• [Exercise goal] The data below is to be returned in full and exactly.

• [Recorded information]
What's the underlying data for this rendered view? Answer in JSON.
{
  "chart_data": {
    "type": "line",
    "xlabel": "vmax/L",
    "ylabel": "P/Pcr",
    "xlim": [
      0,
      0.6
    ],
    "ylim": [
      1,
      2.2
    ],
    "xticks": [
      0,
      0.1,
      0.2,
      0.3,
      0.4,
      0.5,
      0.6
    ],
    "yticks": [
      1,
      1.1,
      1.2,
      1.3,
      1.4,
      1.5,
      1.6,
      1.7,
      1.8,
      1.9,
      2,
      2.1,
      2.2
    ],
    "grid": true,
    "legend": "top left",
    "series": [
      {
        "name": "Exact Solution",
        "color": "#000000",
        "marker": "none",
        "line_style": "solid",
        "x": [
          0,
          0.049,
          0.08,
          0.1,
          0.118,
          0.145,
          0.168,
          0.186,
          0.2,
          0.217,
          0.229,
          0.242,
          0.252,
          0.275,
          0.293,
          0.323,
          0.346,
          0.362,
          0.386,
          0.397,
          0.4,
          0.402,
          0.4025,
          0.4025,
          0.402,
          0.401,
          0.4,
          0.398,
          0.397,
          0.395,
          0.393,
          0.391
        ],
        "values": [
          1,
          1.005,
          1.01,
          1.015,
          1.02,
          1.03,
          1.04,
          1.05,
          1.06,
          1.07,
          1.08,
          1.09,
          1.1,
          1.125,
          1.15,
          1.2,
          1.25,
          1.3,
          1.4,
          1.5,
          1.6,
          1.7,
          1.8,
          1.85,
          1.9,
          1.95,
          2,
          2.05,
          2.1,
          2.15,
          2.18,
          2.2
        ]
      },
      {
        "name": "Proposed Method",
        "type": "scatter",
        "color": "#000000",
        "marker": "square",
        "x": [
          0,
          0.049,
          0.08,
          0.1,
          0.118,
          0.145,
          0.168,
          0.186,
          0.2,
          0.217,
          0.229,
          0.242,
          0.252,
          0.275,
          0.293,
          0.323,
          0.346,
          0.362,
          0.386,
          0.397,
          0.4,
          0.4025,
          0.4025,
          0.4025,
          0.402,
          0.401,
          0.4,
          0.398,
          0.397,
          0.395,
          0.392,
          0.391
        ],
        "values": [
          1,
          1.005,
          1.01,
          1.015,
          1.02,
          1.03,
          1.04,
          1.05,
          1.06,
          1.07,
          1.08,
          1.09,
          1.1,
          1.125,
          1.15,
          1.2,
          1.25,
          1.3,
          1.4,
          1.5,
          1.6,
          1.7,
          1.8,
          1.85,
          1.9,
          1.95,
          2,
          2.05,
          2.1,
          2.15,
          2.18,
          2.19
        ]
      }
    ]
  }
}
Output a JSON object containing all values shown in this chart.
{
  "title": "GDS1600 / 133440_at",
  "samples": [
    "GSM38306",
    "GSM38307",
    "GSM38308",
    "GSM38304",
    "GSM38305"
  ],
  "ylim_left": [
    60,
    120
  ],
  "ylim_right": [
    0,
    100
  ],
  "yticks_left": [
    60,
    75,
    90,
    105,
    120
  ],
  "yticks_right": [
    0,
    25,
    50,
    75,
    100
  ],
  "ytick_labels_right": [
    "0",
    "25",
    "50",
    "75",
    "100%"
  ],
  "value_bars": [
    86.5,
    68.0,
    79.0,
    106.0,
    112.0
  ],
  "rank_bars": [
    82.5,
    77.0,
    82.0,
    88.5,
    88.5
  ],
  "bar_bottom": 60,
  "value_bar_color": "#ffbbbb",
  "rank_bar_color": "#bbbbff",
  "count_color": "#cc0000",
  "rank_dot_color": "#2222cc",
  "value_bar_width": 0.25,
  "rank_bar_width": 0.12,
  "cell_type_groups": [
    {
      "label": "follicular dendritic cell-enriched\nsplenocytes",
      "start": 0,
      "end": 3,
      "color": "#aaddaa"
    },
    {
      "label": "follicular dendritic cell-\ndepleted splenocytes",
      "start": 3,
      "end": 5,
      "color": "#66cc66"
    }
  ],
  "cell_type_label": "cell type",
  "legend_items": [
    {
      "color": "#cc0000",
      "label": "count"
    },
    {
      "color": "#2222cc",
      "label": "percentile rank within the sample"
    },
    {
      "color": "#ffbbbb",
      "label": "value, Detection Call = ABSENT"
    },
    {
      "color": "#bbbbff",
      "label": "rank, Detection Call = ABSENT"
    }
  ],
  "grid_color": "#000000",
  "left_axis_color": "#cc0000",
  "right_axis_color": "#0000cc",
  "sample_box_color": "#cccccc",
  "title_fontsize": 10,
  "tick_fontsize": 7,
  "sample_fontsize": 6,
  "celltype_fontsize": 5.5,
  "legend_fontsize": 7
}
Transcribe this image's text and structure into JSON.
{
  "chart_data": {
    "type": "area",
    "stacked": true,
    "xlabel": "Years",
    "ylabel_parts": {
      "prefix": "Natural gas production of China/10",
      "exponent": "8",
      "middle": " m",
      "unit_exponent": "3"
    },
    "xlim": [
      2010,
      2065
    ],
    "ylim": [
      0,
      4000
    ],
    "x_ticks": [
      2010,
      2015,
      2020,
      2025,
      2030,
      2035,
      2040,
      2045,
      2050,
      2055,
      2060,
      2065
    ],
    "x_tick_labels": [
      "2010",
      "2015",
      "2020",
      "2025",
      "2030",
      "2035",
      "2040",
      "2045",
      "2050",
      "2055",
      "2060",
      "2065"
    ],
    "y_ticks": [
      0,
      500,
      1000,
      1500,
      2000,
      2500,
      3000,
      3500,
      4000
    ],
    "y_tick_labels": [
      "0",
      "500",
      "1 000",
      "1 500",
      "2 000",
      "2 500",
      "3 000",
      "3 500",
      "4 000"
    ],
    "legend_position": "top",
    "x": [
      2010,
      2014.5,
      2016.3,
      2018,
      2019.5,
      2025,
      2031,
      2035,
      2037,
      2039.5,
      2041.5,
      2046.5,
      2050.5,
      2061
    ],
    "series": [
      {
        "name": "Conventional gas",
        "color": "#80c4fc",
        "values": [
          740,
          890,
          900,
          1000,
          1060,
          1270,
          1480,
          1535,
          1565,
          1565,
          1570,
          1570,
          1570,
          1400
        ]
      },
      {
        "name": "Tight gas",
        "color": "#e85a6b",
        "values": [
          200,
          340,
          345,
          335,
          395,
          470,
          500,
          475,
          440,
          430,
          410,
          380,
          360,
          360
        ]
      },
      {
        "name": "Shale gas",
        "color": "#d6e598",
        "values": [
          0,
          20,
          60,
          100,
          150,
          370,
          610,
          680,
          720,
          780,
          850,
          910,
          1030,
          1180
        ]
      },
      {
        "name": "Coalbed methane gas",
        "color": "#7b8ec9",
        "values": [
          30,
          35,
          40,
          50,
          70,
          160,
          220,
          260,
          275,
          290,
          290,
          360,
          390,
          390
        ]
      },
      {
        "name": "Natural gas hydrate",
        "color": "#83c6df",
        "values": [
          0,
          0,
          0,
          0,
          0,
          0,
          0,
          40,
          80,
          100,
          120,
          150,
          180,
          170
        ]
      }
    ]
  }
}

• [Completed exercise]
What's the underlying data for this rendered view? Answer in JSON.
{
  "chart_data": {
    "type": "line",
    "xlabel": "vmax/L",
    "ylabel": "P/Pcr",
    "xlim": [
      0,
      0.6
    ],
    "ylim": [
      1,
      2.2
    ],
    "xticks": [
      0,
      0.1,
      0.2,
      0.3,
      0.4,
      0.5,
      0.6
    ],
    "yticks": [
      1,
      1.1,
      1.2,
      1.3,
      1.4,
      1.5,
      1.6,
      1.7,
      1.8,
      1.9,
      2,
      2.1,
      2.2
    ],
    "grid": true,
    "legend": "top left",
    "series": [
      {
        "name": "Exact Solution",
        "color": "#000000",
        "marker": "none",
        "line_style": "solid",
        "x": [
          0,
          0.049,
          0.08,
          0.1,
          0.118,
          0.145,
          0.168,
          0.186,
          0.2,
          0.217,
          0.229,
          0.242,
          0.252,
          0.275,
          0.293,
          0.323,
          0.346,
          0.362,
          0.386,
          0.397,
          0.4,
          0.402,
          0.4025,
          0.4025,
          0.402,
          0.401,
          0.4,
          0.398,
          0.397,
          0.395,
          0.393,
          0.391
        ],
        "values": [
          1,
          1.005,
          1.01,
          1.015,
          1.02,
          1.03,
          1.04,
          1.05,
          1.06,
          1.07,
          1.08,
          1.09,
          1.1,
          1.125,
          1.15,
          1.2,
          1.25,
          1.3,
          1.4,
          1.5,
          1.6,
          1.7,
          1.8,
          1.85,
          1.9,
          1.95,
          2,
          2.05,
          2.1,
          2.15,
          2.18,
          2.2
        ]
      },
      {
        "name": "Proposed Method",
        "type": "scatter",
        "color": "#000000",
        "marker": "square",
        "x": [
          0,
          0.049,
          0.08,
          0.1,
          0.118,
          0.145,
          0.168,
          0.186,
          0.2,
          0.217,
          0.229,
          0.242,
          0.252,
          0.275,
          0.293,
          0.323,
          0.346,
          0.362,
          0.386,
          0.397,
          0.4,
          0.4025,
          0.4025,
          0.4025,
          0.402,
          0.401,
          0.4,
          0.398,
          0.397,
          0.395,
          0.392,
          0.391
        ],
        "values": [
          1,
          1.005,
          1.01,
          1.015,
          1.02,
          1.03,
          1.04,
          1.05,
          1.06,
          1.07,
          1.08,
          1.09,
          1.1,
          1.125,
          1.15,
          1.2,
          1.25,
          1.3,
          1.4,
          1.5,
          1.6,
          1.7,
          1.8,
          1.85,
          1.9,
          1.95,
          2,
          2.05,
          2.1,
          2.15,
          2.18,
          2.19
        ]
      }
    ]
  }
}
Output a JSON object containing all values shown in this chart.
{
  "title": "GDS1600 / 133440_at",
  "samples": [
    "GSM38306",
    "GSM38307",
    "GSM38308",
    "GSM38304",
    "GSM38305"
  ],
  "ylim_left": [
    60,
    120
  ],
  "ylim_right": [
    0,
    100
  ],
  "yticks_left": [
    60,
    75,
    90,
    105,
    120
  ],
  "yticks_right": [
    0,
    25,
    50,
    75,
    100
  ],
  "ytick_labels_right": [
    "0",
    "25",
    "50",
    "75",
    "100%"
  ],
  "value_bars": [
    86.5,
    68.0,
    79.0,
    106.0,
    112.0
  ],
  "rank_bars": [
    82.5,
    77.0,
    82.0,
    88.5,
    88.5
  ],
  "bar_bottom": 60,
  "value_bar_color": "#ffbbbb",
  "rank_bar_color": "#bbbbff",
  "count_color": "#cc0000",
  "rank_dot_color": "#2222cc",
  "value_bar_width": 0.25,
  "rank_bar_width": 0.12,
  "cell_type_groups": [
    {
      "label": "follicular dendritic cell-enriched\nsplenocytes",
      "start": 0,
      "end": 3,
      "color": "#aaddaa"
    },
    {
      "label": "follicular dendritic cell-\ndepleted splenocytes",
      "start": 3,
      "end": 5,
      "color": "#66cc66"
    }
  ],
  "cell_type_label": "cell type",
  "legend_items": [
    {
      "color": "#cc0000",
      "label": "count"
    },
    {
      "color": "#2222cc",
      "label": "percentile rank within the sample"
    },
    {
      "color": "#ffbbbb",
      "label": "value, Detection Call = ABSENT"
    },
    {
      "color": "#bbbbff",
      "label": "rank, Detection Call = ABSENT"
    }
  ],
  "grid_color": "#000000",
  "left_axis_color": "#cc0000",
  "right_axis_color": "#0000cc",
  "sample_box_color": "#cccccc",
  "title_fontsize": 10,
  "tick_fontsize": 7,
  "sample_fontsize": 6,
  "celltype_fontsize": 5.5,
  "legend_fontsize": 7
}
Transcribe this image's text and structure into JSON.
{
  "chart_data": {
    "type": "area",
    "stacked": true,
    "xlabel": "Years",
    "ylabel_parts": {
      "prefix": "Natural gas production of China/10",
      "exponent": "8",
      "middle": " m",
      "unit_exponent": "3"
    },
    "xlim": [
      2010,
      2065
    ],
    "ylim": [
      0,
      4000
    ],
    "x_ticks": [
      2010,
      2015,
      2020,
      2025,
      2030,
      2035,
      2040,
      2045,
      2050,
      2055,
      2060,
      2065
    ],
    "x_tick_labels": [
      "2010",
      "2015",
      "2020",
      "2025",
      "2030",
      "2035",
      "2040",
      "2045",
      "2050",
      "2055",
      "2060",
      "2065"
    ],
    "y_ticks": [
      0,
      500,
      1000,
      1500,
      2000,
      2500,
      3000,
      3500,
      4000
    ],
    "y_tick_labels": [
      "0",
      "500",
      "1 000",
      "1 500",
      "2 000",
      "2 500",
      "3 000",
      "3 500",
      "4 000"
    ],
    "legend_position": "top",
    "x": [
      2010,
      2014.5,
      2016.3,
      2018,
      2019.5,
      2025,
      2031,
      2035,
      2037,
      2039.5,
      2041.5,
      2046.5,
      2050.5,
      2061
    ],
    "series": [
      {
        "name": "Conventional gas",
        "color": "#80c4fc",
        "values": [
          740,
          890,
          900,
          1000,
          1060,
          1270,
          1480,
          1535,
          1565,
          1565,
          1570,
          1570,
          1570,
          1400
        ]
      },
      {
        "name": "Tight gas",
        "color": "#e85a6b",
        "values": [
          200,
          340,
          345,
          335,
          395,
          470,
          500,
          475,
          440,
          430,
          410,
          380,
          360,
          360
        ]
      },
      {
        "name": "Shale gas",
        "color": "#d6e598",
        "values": [
          0,
          20,
          60,
          100,
          150,
          370,
          610,
          680,
          720,
          780,
          850,
          910,
          1030,
          1180
        ]
      },
      {
        "name": "Coalbed methane gas",
        "color": "#7b8ec9",
        "values": [
          30,
          35,
          40,
          50,
          70,
          160,
          220,
          260,
          275,
          290,
          290,
          360,
          390,
          390
        ]
      },
      {
        "name": "Natural gas hydrate",
        "color": "#83c6df",
        "values": [
          0,
          0,
          0,
          0,
          0,
          0,
          0,
          40,
          80,
          100,
          120,
          150,
          180,
          170
        ]
      }
    ]
  }
}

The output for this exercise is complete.